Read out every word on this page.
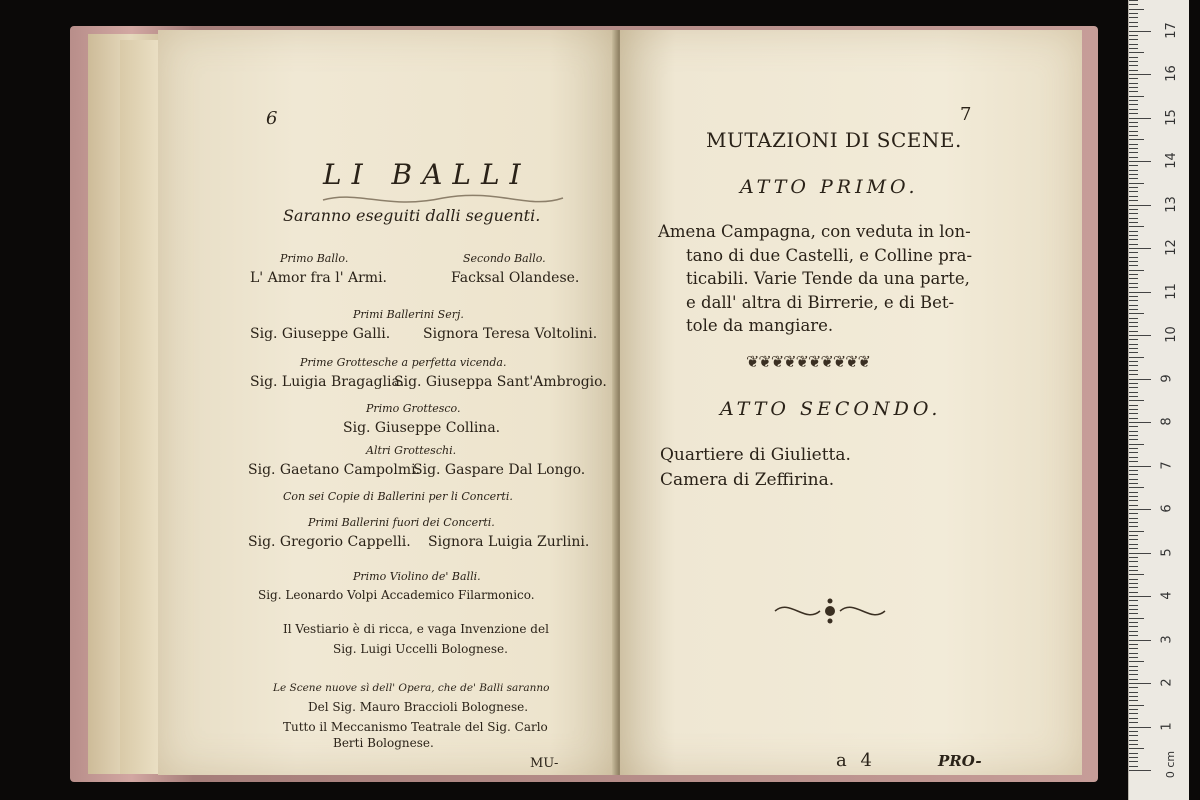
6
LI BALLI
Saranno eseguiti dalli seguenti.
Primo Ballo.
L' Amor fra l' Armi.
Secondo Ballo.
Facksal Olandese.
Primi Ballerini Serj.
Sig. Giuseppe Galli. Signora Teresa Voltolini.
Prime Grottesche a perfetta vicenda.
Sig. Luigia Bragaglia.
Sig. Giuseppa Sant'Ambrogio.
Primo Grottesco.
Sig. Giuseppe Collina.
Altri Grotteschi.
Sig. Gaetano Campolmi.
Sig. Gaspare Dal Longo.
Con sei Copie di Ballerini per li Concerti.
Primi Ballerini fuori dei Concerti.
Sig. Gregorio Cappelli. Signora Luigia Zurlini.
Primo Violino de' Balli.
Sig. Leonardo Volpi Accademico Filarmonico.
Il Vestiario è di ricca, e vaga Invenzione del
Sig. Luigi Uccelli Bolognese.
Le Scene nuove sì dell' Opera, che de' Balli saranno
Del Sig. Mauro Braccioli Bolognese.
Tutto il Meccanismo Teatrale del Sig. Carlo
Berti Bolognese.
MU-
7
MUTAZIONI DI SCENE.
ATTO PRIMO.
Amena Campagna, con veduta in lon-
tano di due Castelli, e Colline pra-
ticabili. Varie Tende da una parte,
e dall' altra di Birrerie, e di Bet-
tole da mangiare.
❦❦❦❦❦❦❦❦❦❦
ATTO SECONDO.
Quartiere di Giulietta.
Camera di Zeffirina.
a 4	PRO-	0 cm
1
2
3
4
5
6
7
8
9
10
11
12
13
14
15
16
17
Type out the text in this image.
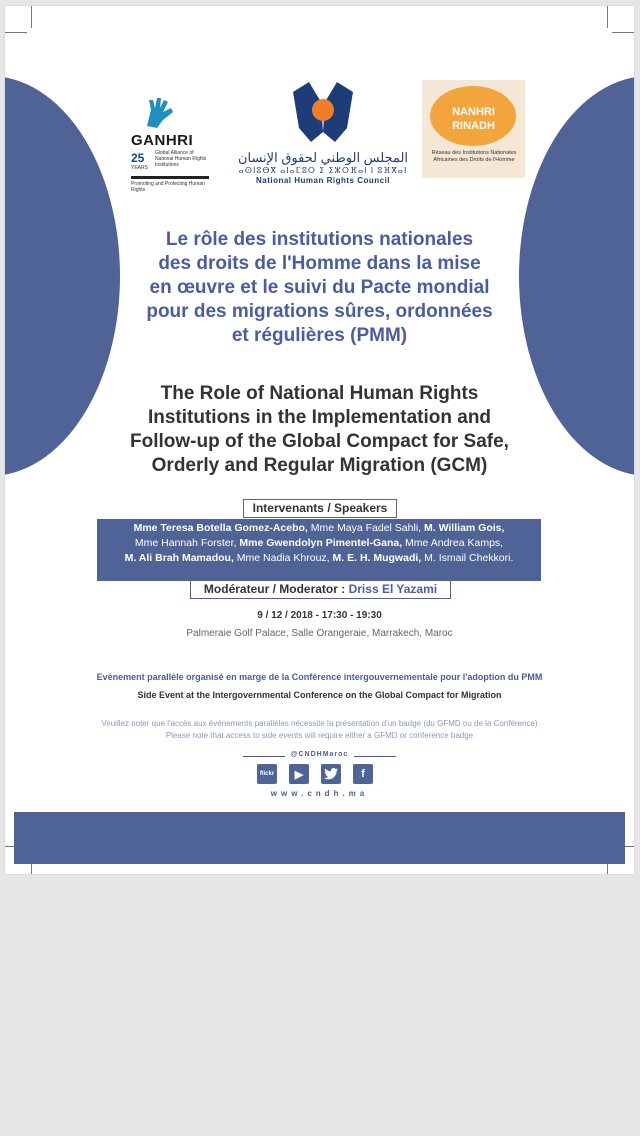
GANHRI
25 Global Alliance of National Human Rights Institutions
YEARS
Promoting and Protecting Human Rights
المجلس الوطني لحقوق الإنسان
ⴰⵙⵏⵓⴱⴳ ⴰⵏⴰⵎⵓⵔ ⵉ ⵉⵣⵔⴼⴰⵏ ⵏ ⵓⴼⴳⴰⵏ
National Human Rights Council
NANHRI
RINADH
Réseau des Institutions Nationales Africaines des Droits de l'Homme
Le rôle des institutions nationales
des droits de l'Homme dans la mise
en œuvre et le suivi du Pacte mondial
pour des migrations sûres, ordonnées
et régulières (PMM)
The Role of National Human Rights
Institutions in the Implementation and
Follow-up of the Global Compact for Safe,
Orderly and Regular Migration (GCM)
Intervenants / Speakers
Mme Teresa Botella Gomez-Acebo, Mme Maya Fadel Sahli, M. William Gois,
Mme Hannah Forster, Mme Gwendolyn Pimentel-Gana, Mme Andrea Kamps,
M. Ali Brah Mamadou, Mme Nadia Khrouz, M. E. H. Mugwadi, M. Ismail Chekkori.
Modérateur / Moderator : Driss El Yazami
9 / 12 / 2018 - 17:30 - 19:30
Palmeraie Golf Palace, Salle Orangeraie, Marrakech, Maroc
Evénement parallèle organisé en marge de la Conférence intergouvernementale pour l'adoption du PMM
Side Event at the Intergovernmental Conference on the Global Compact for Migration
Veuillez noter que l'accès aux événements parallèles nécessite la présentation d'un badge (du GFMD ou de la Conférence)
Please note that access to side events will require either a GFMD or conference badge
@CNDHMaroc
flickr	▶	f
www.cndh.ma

==========

Determine the number of lines in the records that include the string "Teresa", and respond with that number only.

### Answer below
2